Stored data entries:
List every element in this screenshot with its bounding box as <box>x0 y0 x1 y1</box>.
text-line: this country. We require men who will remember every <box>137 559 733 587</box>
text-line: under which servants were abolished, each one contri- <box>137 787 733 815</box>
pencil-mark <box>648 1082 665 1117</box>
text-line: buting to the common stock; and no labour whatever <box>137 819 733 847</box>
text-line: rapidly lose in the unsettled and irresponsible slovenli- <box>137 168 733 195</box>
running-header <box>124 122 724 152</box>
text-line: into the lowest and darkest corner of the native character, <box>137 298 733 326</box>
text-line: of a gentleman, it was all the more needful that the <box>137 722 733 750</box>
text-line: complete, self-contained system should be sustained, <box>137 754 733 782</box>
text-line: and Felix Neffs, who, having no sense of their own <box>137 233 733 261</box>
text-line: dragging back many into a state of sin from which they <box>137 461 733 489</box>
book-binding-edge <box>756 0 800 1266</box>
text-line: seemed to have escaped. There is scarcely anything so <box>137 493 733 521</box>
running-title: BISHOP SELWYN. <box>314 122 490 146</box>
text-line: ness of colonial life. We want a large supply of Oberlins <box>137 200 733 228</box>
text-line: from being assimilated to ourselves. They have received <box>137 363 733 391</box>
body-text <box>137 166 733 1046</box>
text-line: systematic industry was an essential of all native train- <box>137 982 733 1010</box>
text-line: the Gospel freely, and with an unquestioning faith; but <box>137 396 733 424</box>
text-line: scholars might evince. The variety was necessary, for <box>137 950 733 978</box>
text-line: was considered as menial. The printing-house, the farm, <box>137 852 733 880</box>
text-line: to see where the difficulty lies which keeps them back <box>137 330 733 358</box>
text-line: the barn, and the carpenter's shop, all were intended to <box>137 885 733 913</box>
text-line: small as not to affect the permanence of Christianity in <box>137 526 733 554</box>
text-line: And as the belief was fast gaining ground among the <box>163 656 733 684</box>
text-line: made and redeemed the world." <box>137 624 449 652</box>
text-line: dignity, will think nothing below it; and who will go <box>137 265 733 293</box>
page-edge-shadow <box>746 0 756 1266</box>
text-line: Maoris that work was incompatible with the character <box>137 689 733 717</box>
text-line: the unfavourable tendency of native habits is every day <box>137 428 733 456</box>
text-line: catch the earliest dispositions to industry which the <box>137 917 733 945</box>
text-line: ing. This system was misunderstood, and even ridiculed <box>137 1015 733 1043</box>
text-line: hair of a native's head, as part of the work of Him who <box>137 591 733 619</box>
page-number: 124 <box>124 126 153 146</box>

...

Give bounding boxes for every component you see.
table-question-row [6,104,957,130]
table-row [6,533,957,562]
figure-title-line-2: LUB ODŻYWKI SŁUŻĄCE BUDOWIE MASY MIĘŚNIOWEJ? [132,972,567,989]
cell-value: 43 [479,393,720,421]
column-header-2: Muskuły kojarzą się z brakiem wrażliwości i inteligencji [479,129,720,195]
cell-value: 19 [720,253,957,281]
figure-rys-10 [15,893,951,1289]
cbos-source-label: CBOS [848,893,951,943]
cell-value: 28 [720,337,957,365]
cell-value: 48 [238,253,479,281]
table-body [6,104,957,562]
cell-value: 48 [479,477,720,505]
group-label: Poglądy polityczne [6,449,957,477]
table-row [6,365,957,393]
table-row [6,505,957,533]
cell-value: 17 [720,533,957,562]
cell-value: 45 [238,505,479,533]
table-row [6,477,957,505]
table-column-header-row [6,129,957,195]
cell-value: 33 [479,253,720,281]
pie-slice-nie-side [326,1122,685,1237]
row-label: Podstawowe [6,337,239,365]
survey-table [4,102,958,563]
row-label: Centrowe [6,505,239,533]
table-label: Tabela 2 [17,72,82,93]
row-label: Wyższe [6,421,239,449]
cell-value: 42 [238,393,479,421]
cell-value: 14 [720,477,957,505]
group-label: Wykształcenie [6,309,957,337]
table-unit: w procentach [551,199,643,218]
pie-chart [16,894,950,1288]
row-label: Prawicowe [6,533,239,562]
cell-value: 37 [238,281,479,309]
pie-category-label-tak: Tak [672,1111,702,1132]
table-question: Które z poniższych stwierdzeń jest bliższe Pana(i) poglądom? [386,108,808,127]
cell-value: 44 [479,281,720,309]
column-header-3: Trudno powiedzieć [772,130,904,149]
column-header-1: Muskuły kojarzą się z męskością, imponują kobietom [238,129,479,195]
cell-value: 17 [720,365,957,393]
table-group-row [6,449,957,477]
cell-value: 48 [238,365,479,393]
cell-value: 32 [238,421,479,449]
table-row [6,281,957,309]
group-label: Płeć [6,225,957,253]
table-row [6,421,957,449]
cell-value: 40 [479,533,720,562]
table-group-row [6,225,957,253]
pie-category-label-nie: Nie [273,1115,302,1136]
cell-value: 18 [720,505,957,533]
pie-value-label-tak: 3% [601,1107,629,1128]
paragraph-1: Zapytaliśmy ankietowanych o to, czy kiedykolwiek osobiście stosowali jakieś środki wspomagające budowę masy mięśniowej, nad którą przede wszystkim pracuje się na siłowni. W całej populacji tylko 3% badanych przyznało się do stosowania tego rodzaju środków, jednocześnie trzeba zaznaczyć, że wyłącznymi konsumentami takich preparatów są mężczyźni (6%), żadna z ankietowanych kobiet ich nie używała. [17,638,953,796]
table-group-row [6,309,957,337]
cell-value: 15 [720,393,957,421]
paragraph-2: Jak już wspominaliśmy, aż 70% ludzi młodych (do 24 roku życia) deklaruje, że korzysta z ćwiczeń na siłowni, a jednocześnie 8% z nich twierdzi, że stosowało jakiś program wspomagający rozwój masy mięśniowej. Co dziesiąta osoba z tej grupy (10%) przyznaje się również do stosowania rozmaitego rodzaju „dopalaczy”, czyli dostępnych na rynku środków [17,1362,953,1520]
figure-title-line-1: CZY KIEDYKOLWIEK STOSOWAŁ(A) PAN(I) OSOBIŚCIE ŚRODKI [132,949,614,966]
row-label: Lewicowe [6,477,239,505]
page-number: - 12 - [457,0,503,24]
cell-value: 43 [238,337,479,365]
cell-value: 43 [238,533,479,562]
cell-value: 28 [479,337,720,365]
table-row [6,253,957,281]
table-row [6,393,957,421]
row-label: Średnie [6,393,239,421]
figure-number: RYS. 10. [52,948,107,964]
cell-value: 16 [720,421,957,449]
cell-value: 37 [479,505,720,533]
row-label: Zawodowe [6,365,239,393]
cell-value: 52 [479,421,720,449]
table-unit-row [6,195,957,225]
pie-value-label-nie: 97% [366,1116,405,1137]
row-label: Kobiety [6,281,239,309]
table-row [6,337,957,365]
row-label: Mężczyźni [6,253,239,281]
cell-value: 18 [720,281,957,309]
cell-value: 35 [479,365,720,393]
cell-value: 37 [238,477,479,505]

> [Problem description]: Can you return the lines of the listing starting at the one containing "Give bounding boxes" and ending at the one containing "cell-value: 17 [720,533,957,562]", unchanged?

> [Solution to this task]:
Give bounding boxes for every component you see.
table-question-row [6,104,957,130]
table-row [6,533,957,562]
figure-title-line-2: LUB ODŻYWKI SŁUŻĄCE BUDOWIE MASY MIĘŚNIOWEJ? [132,972,567,989]
cell-value: 43 [479,393,720,421]
column-header-2: Muskuły kojarzą się z brakiem wrażliwości i inteligencji [479,129,720,195]
cell-value: 19 [720,253,957,281]
figure-rys-10 [15,893,951,1289]
cbos-source-label: CBOS [848,893,951,943]
cell-value: 28 [720,337,957,365]
cell-value: 48 [238,253,479,281]
table-body [6,104,957,562]
cell-value: 48 [479,477,720,505]
group-label: Poglądy polityczne [6,449,957,477]
table-row [6,365,957,393]
table-row [6,505,957,533]
cell-value: 17 [720,533,957,562]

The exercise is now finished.